*Tarefa a*
Reproduza fielmente o trecho da listagem que vai do seu início até a linha que contém "final-ft-value: 0.711 — [328, 385, 371, 403]", ambas as extremidades incluídas.

Andrés D’Alessandro, editor do Fórum de Jornalismo da Argentina, destaca o alto custo das reportagens com apurações longas. “O jornalismo investigativo é o jornalismo mais caro de realizar em todos os formatos. Mais caro do que o jornalismo gráfico, do que jornalismo de documentários para o cinema. A crise financeira que o mundo atravessa – em particular, a crise que atravessam os meios de comunicação tradicionais em todo o mundo – gera algum problema para o desenvolvimento do jornalismo investigativo.” Para D’Alessandro, é fundamental que se trabalhe em plataformas de colaboração jornalística. Com o avanço tecnológico, ele acredita que seja cada vez mais fácil compartilhar conteúdos apurados em diversas partes do mundo para produzir reportagens.

*Tarefa b*
Reescreva em forma de lista, de modo mais conciso, o parágrafo do texto sobre jornalismo investigativo iniciado por "Andrés D’Alessandro, editor do Fórum", preservando seus fatos principais.

*Material da tarefa*
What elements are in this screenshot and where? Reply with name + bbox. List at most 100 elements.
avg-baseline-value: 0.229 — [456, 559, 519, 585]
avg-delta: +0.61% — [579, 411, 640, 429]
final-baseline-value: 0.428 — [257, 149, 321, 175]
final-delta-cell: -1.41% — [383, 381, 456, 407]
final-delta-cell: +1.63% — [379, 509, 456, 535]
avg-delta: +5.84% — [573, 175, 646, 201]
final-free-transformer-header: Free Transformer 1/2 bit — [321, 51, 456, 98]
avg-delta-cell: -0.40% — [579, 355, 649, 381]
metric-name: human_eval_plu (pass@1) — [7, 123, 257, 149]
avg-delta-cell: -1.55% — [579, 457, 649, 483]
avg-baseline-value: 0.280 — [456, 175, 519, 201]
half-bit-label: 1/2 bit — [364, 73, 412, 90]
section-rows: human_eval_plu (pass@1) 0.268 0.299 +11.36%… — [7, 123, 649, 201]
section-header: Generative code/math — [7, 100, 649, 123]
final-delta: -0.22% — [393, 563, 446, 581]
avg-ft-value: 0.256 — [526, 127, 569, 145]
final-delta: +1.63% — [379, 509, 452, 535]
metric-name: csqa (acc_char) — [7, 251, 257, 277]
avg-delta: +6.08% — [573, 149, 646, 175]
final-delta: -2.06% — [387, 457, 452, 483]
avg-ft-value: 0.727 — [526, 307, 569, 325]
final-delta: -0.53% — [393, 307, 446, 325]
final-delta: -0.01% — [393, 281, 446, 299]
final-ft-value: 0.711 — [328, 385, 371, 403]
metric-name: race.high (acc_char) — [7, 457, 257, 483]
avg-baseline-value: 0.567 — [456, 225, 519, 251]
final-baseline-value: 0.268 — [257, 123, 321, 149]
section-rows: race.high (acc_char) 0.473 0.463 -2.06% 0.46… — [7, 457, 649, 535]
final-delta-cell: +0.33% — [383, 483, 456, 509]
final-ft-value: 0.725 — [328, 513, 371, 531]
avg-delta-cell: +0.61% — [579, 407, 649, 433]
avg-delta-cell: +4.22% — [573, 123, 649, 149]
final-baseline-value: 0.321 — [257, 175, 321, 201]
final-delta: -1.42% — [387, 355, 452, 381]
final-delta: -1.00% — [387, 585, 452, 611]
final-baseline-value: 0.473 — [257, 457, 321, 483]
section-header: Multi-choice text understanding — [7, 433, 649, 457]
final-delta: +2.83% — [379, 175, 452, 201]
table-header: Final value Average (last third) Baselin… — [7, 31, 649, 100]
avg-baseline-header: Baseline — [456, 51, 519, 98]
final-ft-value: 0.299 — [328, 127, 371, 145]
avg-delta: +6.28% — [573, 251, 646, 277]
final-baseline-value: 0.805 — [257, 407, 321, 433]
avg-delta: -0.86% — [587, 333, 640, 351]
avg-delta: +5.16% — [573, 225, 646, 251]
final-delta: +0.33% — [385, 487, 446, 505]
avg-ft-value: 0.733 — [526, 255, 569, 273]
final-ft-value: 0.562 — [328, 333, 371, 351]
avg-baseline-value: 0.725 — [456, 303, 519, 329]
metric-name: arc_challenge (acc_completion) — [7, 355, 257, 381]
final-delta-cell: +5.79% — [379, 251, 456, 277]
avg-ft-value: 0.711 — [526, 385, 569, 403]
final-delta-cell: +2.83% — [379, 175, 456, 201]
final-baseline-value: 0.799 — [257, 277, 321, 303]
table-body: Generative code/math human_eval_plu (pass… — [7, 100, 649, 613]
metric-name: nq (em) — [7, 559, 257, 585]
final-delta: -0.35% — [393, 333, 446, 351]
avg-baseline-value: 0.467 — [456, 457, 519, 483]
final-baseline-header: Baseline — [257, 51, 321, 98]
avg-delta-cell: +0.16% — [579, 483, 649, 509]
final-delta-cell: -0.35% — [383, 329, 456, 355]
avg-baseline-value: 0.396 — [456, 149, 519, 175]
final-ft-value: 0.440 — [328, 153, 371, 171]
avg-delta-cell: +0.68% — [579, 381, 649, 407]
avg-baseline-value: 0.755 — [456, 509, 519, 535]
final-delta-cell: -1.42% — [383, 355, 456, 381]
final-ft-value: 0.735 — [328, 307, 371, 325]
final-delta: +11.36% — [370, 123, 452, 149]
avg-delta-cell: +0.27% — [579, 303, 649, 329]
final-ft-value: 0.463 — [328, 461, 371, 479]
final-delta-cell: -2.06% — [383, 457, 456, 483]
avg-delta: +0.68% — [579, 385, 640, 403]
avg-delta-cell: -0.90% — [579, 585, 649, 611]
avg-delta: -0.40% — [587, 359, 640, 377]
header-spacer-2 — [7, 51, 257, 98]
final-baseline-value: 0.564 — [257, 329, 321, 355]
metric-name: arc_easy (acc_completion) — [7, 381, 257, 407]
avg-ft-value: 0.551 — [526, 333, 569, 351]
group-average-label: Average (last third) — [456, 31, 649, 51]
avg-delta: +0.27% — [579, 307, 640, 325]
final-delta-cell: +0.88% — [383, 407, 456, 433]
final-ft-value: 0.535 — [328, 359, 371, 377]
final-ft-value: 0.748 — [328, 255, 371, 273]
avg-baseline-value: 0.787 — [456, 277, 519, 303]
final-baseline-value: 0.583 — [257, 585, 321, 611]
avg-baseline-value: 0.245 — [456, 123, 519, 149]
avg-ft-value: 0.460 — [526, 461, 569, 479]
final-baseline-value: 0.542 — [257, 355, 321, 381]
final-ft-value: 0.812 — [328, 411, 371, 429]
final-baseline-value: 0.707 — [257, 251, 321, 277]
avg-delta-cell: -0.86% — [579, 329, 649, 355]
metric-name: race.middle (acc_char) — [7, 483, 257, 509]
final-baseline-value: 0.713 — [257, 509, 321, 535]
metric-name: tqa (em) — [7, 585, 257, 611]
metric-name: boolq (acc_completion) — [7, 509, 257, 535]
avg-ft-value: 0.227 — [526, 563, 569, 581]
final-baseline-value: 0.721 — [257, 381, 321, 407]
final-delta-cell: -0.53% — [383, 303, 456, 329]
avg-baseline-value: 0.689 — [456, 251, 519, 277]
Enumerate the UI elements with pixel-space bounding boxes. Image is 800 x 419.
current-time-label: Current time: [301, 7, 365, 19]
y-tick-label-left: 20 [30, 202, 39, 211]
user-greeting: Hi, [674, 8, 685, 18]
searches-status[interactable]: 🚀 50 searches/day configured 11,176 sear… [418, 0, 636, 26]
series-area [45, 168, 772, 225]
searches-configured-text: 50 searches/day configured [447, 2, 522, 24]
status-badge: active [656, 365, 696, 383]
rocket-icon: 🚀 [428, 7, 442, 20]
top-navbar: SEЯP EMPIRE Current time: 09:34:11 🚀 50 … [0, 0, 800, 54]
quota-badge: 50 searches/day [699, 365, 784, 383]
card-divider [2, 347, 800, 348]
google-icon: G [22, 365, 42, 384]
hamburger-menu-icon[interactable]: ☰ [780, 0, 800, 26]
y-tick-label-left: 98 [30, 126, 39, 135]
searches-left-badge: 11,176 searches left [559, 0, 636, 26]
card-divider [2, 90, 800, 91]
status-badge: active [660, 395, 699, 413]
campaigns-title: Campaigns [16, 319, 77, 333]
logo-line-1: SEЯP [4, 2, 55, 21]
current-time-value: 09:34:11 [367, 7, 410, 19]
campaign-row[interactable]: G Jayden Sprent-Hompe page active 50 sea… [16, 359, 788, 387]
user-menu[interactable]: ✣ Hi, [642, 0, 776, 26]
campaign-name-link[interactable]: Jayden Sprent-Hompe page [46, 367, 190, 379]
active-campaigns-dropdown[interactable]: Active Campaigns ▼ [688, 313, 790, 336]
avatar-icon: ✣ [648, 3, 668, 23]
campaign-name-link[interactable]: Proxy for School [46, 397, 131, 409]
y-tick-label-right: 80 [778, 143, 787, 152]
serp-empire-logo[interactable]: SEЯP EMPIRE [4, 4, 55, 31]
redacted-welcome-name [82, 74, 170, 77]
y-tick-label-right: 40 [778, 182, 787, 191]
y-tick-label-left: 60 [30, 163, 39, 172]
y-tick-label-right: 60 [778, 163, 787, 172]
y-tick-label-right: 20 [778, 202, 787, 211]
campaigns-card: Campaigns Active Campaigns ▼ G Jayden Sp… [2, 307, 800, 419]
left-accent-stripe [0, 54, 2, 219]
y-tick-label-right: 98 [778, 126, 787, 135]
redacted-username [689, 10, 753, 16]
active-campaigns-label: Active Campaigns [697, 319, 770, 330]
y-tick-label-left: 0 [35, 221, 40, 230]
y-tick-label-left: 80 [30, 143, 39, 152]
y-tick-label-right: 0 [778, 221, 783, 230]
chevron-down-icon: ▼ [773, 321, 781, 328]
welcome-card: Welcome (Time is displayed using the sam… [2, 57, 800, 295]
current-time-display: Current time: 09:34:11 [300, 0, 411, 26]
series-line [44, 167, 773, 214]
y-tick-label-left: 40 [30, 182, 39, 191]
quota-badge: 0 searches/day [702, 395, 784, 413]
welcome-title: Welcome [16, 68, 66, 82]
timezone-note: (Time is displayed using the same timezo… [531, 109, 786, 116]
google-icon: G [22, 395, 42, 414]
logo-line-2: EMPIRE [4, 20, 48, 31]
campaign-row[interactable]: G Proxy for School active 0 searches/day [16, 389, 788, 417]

*Resposta da tarefa a*
What elements are in this screenshot and where? Reply with name + bbox. List at most 100 elements.
avg-baseline-value: 0.229 — [456, 559, 519, 585]
avg-delta: +0.61% — [579, 411, 640, 429]
final-baseline-value: 0.428 — [257, 149, 321, 175]
final-delta-cell: -1.41% — [383, 381, 456, 407]
final-delta-cell: +1.63% — [379, 509, 456, 535]
avg-delta: +5.84% — [573, 175, 646, 201]
final-free-transformer-header: Free Transformer 1/2 bit — [321, 51, 456, 98]
avg-delta-cell: -0.40% — [579, 355, 649, 381]
metric-name: human_eval_plu (pass@1) — [7, 123, 257, 149]
avg-delta-cell: -1.55% — [579, 457, 649, 483]
avg-baseline-value: 0.280 — [456, 175, 519, 201]
half-bit-label: 1/2 bit — [364, 73, 412, 90]
section-rows: human_eval_plu (pass@1) 0.268 0.299 +11.36%… — [7, 123, 649, 201]
section-header: Generative code/math — [7, 100, 649, 123]
final-delta: -0.22% — [393, 563, 446, 581]
avg-ft-value: 0.256 — [526, 127, 569, 145]
final-delta: +1.63% — [379, 509, 452, 535]
metric-name: csqa (acc_char) — [7, 251, 257, 277]
avg-delta: +6.08% — [573, 149, 646, 175]
final-delta: -2.06% — [387, 457, 452, 483]
avg-ft-value: 0.727 — [526, 307, 569, 325]
final-delta: -0.53% — [393, 307, 446, 325]
final-delta: -0.01% — [393, 281, 446, 299]
final-ft-value: 0.711 — [328, 385, 371, 403]

*Resposta da tarefa b*
- Andrés D’Alessandro, editor do Fórum de Jornalismo da Argentina, destaca o alto custo das reportagens com apurações longas.
- Segundo ele, o jornalismo investigativo é o mais caro de realizar em todos os formatos, mais do que o jornalismo gráfico e o de documentários para o cinema.
- A crise financeira mundial, sobretudo a dos meios de comunicação tradicionais, gera problemas para o desenvolvimento do jornalismo investigativo.
- D’Alessandro considera fundamental o trabalho em plataformas de colaboração jornalística.
- Com o avanço tecnológico, ele acredita que é cada vez mais fácil compartilhar conteúdos apurados em diversas partes do mundo para produzir reportagens.